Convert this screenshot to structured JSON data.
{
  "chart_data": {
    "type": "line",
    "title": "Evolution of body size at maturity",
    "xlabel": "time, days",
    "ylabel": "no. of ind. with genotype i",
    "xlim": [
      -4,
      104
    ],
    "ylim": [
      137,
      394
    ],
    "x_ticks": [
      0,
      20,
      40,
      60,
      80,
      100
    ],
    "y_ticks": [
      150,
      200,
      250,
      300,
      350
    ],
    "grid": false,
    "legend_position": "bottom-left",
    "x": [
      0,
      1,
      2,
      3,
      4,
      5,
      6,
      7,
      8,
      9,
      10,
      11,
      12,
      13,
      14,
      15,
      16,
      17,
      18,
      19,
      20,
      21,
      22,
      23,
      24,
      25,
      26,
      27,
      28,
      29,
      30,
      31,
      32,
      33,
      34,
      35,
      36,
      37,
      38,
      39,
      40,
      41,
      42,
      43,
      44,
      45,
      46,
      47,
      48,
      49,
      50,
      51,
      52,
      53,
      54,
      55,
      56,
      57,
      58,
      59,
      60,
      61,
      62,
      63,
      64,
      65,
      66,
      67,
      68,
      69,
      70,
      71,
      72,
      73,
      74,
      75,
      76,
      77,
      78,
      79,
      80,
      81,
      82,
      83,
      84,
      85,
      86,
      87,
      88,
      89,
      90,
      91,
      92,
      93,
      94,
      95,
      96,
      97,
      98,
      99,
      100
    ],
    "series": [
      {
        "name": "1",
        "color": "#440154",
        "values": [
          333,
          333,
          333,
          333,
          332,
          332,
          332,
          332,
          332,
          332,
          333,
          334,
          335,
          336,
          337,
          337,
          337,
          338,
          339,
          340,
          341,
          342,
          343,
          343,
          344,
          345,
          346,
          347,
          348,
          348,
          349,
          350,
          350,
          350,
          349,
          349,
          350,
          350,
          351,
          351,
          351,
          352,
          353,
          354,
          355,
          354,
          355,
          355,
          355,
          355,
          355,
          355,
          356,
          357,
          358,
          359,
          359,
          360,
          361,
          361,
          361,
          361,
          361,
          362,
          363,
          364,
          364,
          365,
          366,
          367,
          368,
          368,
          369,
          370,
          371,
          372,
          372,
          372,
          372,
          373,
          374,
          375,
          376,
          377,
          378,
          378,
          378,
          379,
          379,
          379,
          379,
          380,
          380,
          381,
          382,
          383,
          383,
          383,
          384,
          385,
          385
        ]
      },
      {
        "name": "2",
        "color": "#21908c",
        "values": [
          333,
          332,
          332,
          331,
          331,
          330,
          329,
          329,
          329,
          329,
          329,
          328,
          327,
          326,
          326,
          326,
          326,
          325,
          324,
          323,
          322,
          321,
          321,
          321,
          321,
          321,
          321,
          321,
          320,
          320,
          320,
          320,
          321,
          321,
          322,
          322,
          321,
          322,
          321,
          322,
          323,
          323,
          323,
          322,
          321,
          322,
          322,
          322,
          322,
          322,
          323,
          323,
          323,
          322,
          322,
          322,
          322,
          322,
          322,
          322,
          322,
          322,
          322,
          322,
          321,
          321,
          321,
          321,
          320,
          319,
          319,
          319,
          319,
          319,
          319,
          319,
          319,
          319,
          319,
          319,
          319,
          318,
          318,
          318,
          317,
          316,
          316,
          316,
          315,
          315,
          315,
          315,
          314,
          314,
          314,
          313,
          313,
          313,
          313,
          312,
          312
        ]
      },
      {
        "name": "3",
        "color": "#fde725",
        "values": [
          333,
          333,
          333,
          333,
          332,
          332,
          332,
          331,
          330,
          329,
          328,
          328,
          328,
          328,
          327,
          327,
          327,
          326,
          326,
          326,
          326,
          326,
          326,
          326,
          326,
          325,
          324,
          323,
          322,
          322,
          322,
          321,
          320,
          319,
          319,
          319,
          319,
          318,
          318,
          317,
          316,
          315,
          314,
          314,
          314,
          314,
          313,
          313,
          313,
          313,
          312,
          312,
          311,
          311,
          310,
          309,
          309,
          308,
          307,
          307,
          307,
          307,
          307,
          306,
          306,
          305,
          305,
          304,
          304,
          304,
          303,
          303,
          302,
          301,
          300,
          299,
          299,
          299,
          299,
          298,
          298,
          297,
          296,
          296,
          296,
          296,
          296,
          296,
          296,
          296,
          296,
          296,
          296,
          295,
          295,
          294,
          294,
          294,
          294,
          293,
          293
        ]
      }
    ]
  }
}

## Request
Without omitting anything, output the entries exactly.

## Solution for this problem
Convert this screenshot to structured JSON data.
{
  "chart_data": {
    "type": "line",
    "title": "Evolution of body size at maturity",
    "xlabel": "time, days",
    "ylabel": "no. of ind. with genotype i",
    "xlim": [
      -4,
      104
    ],
    "ylim": [
      137,
      394
    ],
    "x_ticks": [
      0,
      20,
      40,
      60,
      80,
      100
    ],
    "y_ticks": [
      150,
      200,
      250,
      300,
      350
    ],
    "grid": false,
    "legend_position": "bottom-left",
    "x": [
      0,
      1,
      2,
      3,
      4,
      5,
      6,
      7,
      8,
      9,
      10,
      11,
      12,
      13,
      14,
      15,
      16,
      17,
      18,
      19,
      20,
      21,
      22,
      23,
      24,
      25,
      26,
      27,
      28,
      29,
      30,
      31,
      32,
      33,
      34,
      35,
      36,
      37,
      38,
      39,
      40,
      41,
      42,
      43,
      44,
      45,
      46,
      47,
      48,
      49,
      50,
      51,
      52,
      53,
      54,
      55,
      56,
      57,
      58,
      59,
      60,
      61,
      62,
      63,
      64,
      65,
      66,
      67,
      68,
      69,
      70,
      71,
      72,
      73,
      74,
      75,
      76,
      77,
      78,
      79,
      80,
      81,
      82,
      83,
      84,
      85,
      86,
      87,
      88,
      89,
      90,
      91,
      92,
      93,
      94,
      95,
      96,
      97,
      98,
      99,
      100
    ],
    "series": [
      {
        "name": "1",
        "color": "#440154",
        "values": [
          333,
          333,
          333,
          333,
          332,
          332,
          332,
          332,
          332,
          332,
          333,
          334,
          335,
          336,
          337,
          337,
          337,
          338,
          339,
          340,
          341,
          342,
          343,
          343,
          344,
          345,
          346,
          347,
          348,
          348,
          349,
          350,
          350,
          350,
          349,
          349,
          350,
          350,
          351,
          351,
          351,
          352,
          353,
          354,
          355,
          354,
          355,
          355,
          355,
          355,
          355,
          355,
          356,
          357,
          358,
          359,
          359,
          360,
          361,
          361,
          361,
          361,
          361,
          362,
          363,
          364,
          364,
          365,
          366,
          367,
          368,
          368,
          369,
          370,
          371,
          372,
          372,
          372,
          372,
          373,
          374,
          375,
          376,
          377,
          378,
          378,
          378,
          379,
          379,
          379,
          379,
          380,
          380,
          381,
          382,
          383,
          383,
          383,
          384,
          385,
          385
        ]
      },
      {
        "name": "2",
        "color": "#21908c",
        "values": [
          333,
          332,
          332,
          331,
          331,
          330,
          329,
          329,
          329,
          329,
          329,
          328,
          327,
          326,
          326,
          326,
          326,
          325,
          324,
          323,
          322,
          321,
          321,
          321,
          321,
          321,
          321,
          321,
          320,
          320,
          320,
          320,
          321,
          321,
          322,
          322,
          321,
          322,
          321,
          322,
          323,
          323,
          323,
          322,
          321,
          322,
          322,
          322,
          322,
          322,
          323,
          323,
          323,
          322,
          322,
          322,
          322,
          322,
          322,
          322,
          322,
          322,
          322,
          322,
          321,
          321,
          321,
          321,
          320,
          319,
          319,
          319,
          319,
          319,
          319,
          319,
          319,
          319,
          319,
          319,
          319,
          318,
          318,
          318,
          317,
          316,
          316,
          316,
          315,
          315,
          315,
          315,
          314,
          314,
          314,
          313,
          313,
          313,
          313,
          312,
          312
        ]
      },
      {
        "name": "3",
        "color": "#fde725",
        "values": [
          333,
          333,
          333,
          333,
          332,
          332,
          332,
          331,
          330,
          329,
          328,
          328,
          328,
          328,
          327,
          327,
          327,
          326,
          326,
          326,
          326,
          326,
          326,
          326,
          326,
          325,
          324,
          323,
          322,
          322,
          322,
          321,
          320,
          319,
          319,
          319,
          319,
          318,
          318,
          317,
          316,
          315,
          314,
          314,
          314,
          314,
          313,
          313,
          313,
          313,
          312,
          312,
          311,
          311,
          310,
          309,
          309,
          308,
          307,
          307,
          307,
          307,
          307,
          306,
          306,
          305,
          305,
          304,
          304,
          304,
          303,
          303,
          302,
          301,
          300,
          299,
          299,
          299,
          299,
          298,
          298,
          297,
          296,
          296,
          296,
          296,
          296,
          296,
          296,
          296,
          296,
          296,
          296,
          295,
          295,
          294,
          294,
          294,
          294,
          293,
          293
        ]
      }
    ]
  }
}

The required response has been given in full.